** Start of Data supplied **

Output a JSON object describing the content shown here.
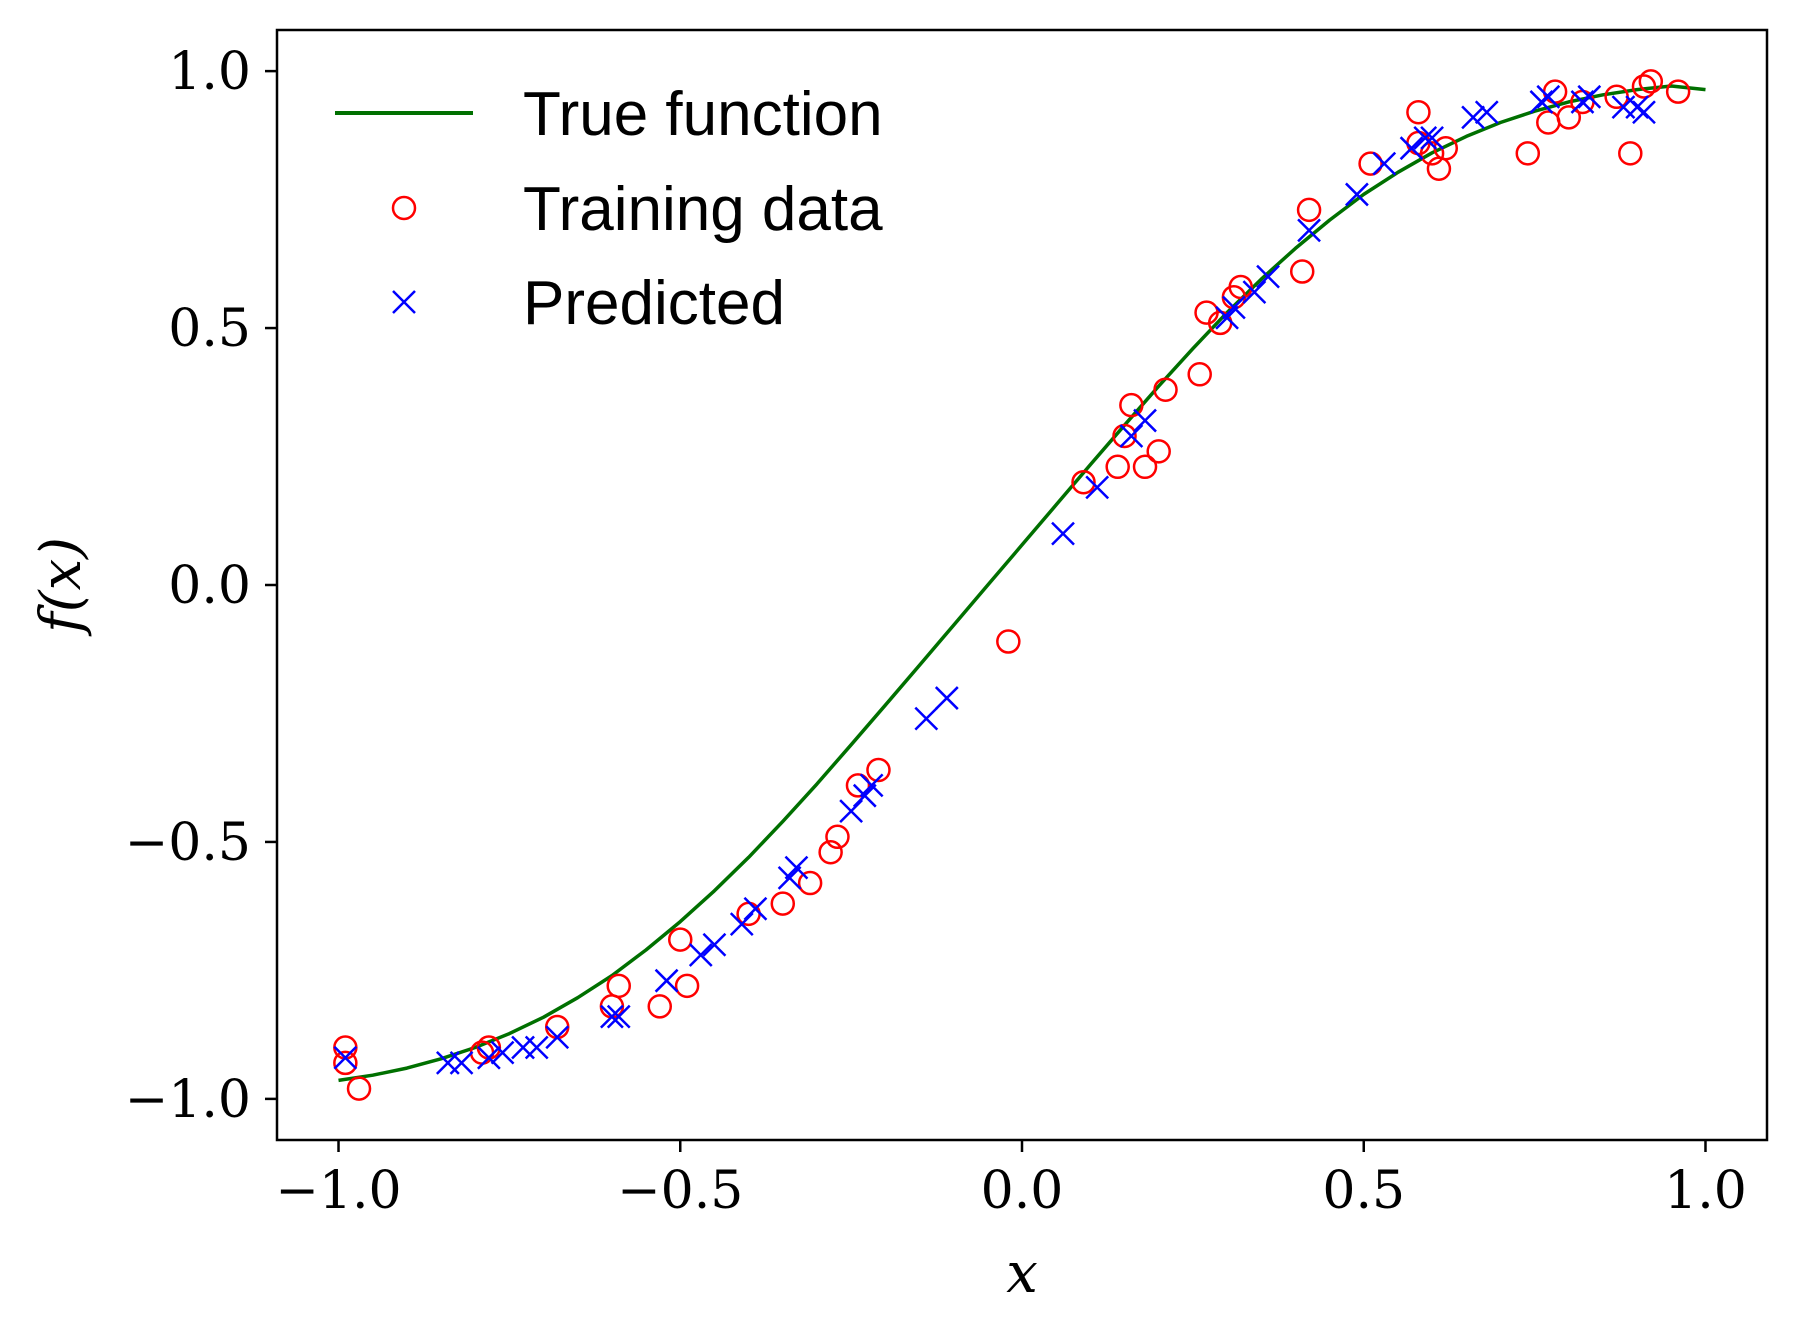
{
  "chart_data": {
    "type": "scatter",
    "xlabel": "x",
    "ylabel": "f(x)",
    "xlim": [
      -1.09,
      1.09
    ],
    "ylim": [
      -1.08,
      1.08
    ],
    "xticks": [
      -1.0,
      -0.5,
      0.0,
      0.5,
      1.0
    ],
    "yticks": [
      -1.0,
      -0.5,
      0.0,
      0.5,
      1.0
    ],
    "xtick_labels": [
      "−1.0",
      "−0.5",
      "0.0",
      "0.5",
      "1.0"
    ],
    "ytick_labels": [
      "−1.0",
      "−0.5",
      "0.0",
      "0.5",
      "1.0"
    ],
    "grid": false,
    "legend_position": "top-left",
    "series": [
      {
        "name": "True function",
        "kind": "line",
        "color": "#007000",
        "x": [
          -1.0,
          -0.95,
          -0.9,
          -0.85,
          -0.8,
          -0.75,
          -0.7,
          -0.65,
          -0.6,
          -0.55,
          -0.5,
          -0.45,
          -0.4,
          -0.35,
          -0.3,
          -0.25,
          -0.2,
          -0.15,
          -0.1,
          -0.05,
          0.0,
          0.05,
          0.1,
          0.15,
          0.2,
          0.25,
          0.3,
          0.35,
          0.4,
          0.45,
          0.5,
          0.55,
          0.6,
          0.65,
          0.7,
          0.75,
          0.8,
          0.85,
          0.9,
          0.95,
          1.0
        ],
        "y": [
          -0.964,
          -0.954,
          -0.94,
          -0.922,
          -0.9,
          -0.873,
          -0.841,
          -0.803,
          -0.76,
          -0.71,
          -0.655,
          -0.595,
          -0.53,
          -0.46,
          -0.387,
          -0.311,
          -0.234,
          -0.156,
          -0.078,
          0.0,
          0.078,
          0.156,
          0.234,
          0.311,
          0.387,
          0.46,
          0.53,
          0.595,
          0.655,
          0.71,
          0.76,
          0.803,
          0.841,
          0.873,
          0.9,
          0.922,
          0.94,
          0.954,
          0.964,
          0.971,
          0.964
        ]
      },
      {
        "name": "Training data",
        "kind": "scatter",
        "marker": "circle",
        "color": "#ff0000",
        "x": [
          -0.99,
          -0.99,
          -0.97,
          -0.79,
          -0.78,
          -0.68,
          -0.6,
          -0.59,
          -0.53,
          -0.5,
          -0.49,
          -0.4,
          -0.35,
          -0.31,
          -0.28,
          -0.27,
          -0.24,
          -0.21,
          -0.02,
          0.09,
          0.14,
          0.15,
          0.16,
          0.18,
          0.2,
          0.21,
          0.26,
          0.27,
          0.29,
          0.31,
          0.32,
          0.41,
          0.42,
          0.51,
          0.58,
          0.58,
          0.6,
          0.61,
          0.62,
          0.74,
          0.77,
          0.78,
          0.8,
          0.82,
          0.87,
          0.89,
          0.91,
          0.92,
          0.96
        ],
        "y": [
          -0.9,
          -0.93,
          -0.98,
          -0.91,
          -0.9,
          -0.86,
          -0.82,
          -0.78,
          -0.82,
          -0.69,
          -0.78,
          -0.64,
          -0.62,
          -0.58,
          -0.52,
          -0.49,
          -0.39,
          -0.36,
          -0.11,
          0.2,
          0.23,
          0.29,
          0.35,
          0.23,
          0.26,
          0.38,
          0.41,
          0.53,
          0.51,
          0.56,
          0.58,
          0.61,
          0.73,
          0.82,
          0.86,
          0.92,
          0.84,
          0.81,
          0.85,
          0.84,
          0.9,
          0.96,
          0.91,
          0.94,
          0.95,
          0.84,
          0.97,
          0.98,
          0.96
        ]
      },
      {
        "name": "Predicted",
        "kind": "scatter",
        "marker": "x",
        "color": "#0000ff",
        "x": [
          -0.99,
          -0.84,
          -0.82,
          -0.78,
          -0.76,
          -0.73,
          -0.71,
          -0.68,
          -0.6,
          -0.59,
          -0.52,
          -0.47,
          -0.45,
          -0.41,
          -0.39,
          -0.34,
          -0.33,
          -0.25,
          -0.23,
          -0.22,
          -0.14,
          -0.11,
          0.06,
          0.11,
          0.16,
          0.18,
          0.3,
          0.31,
          0.34,
          0.36,
          0.42,
          0.49,
          0.53,
          0.57,
          0.59,
          0.6,
          0.66,
          0.68,
          0.76,
          0.77,
          0.82,
          0.83,
          0.88,
          0.9,
          0.91
        ],
        "y": [
          -0.92,
          -0.93,
          -0.93,
          -0.92,
          -0.91,
          -0.9,
          -0.9,
          -0.88,
          -0.84,
          -0.84,
          -0.77,
          -0.72,
          -0.7,
          -0.66,
          -0.63,
          -0.57,
          -0.55,
          -0.44,
          -0.41,
          -0.39,
          -0.26,
          -0.22,
          0.1,
          0.19,
          0.29,
          0.32,
          0.52,
          0.54,
          0.57,
          0.6,
          0.69,
          0.76,
          0.82,
          0.85,
          0.87,
          0.87,
          0.91,
          0.92,
          0.94,
          0.95,
          0.94,
          0.95,
          0.93,
          0.93,
          0.92
        ]
      }
    ]
  }
}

** End of Data supplied **

■ Exercise instructions
Select every line where the word "name" occurs.

■ Problem solution
        "name": "True function",
        "name": "Training data",
        "name": "Predicted",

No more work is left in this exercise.